[Records from a dataset]
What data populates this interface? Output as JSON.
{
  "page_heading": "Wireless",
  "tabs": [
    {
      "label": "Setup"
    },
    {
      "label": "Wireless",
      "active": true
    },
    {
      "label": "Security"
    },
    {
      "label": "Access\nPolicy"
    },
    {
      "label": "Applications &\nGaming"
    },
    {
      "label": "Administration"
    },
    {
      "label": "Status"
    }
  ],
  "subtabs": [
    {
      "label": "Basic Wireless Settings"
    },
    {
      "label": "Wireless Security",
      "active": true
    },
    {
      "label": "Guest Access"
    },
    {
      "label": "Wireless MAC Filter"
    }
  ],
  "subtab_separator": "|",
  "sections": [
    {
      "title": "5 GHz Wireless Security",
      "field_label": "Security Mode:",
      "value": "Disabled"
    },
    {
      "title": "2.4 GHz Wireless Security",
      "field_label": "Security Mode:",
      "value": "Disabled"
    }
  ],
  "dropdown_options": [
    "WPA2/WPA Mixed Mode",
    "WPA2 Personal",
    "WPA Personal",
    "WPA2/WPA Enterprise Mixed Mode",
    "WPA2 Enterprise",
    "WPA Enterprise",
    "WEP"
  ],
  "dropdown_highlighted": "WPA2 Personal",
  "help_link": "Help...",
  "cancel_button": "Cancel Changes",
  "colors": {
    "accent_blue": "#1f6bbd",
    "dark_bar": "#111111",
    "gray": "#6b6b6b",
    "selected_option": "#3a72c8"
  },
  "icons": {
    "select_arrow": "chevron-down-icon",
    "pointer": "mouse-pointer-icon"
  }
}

_YOUR TASK_
Show the data once more, exactly as it was written.

_COMPLETED TASK_
What data populates this interface? Output as JSON.
{
  "page_heading": "Wireless",
  "tabs": [
    {
      "label": "Setup"
    },
    {
      "label": "Wireless",
      "active": true
    },
    {
      "label": "Security"
    },
    {
      "label": "Access\nPolicy"
    },
    {
      "label": "Applications &\nGaming"
    },
    {
      "label": "Administration"
    },
    {
      "label": "Status"
    }
  ],
  "subtabs": [
    {
      "label": "Basic Wireless Settings"
    },
    {
      "label": "Wireless Security",
      "active": true
    },
    {
      "label": "Guest Access"
    },
    {
      "label": "Wireless MAC Filter"
    }
  ],
  "subtab_separator": "|",
  "sections": [
    {
      "title": "5 GHz Wireless Security",
      "field_label": "Security Mode:",
      "value": "Disabled"
    },
    {
      "title": "2.4 GHz Wireless Security",
      "field_label": "Security Mode:",
      "value": "Disabled"
    }
  ],
  "dropdown_options": [
    "WPA2/WPA Mixed Mode",
    "WPA2 Personal",
    "WPA Personal",
    "WPA2/WPA Enterprise Mixed Mode",
    "WPA2 Enterprise",
    "WPA Enterprise",
    "WEP"
  ],
  "dropdown_highlighted": "WPA2 Personal",
  "help_link": "Help...",
  "cancel_button": "Cancel Changes",
  "colors": {
    "accent_blue": "#1f6bbd",
    "dark_bar": "#111111",
    "gray": "#6b6b6b",
    "selected_option": "#3a72c8"
  },
  "icons": {
    "select_arrow": "chevron-down-icon",
    "pointer": "mouse-pointer-icon"
  }
}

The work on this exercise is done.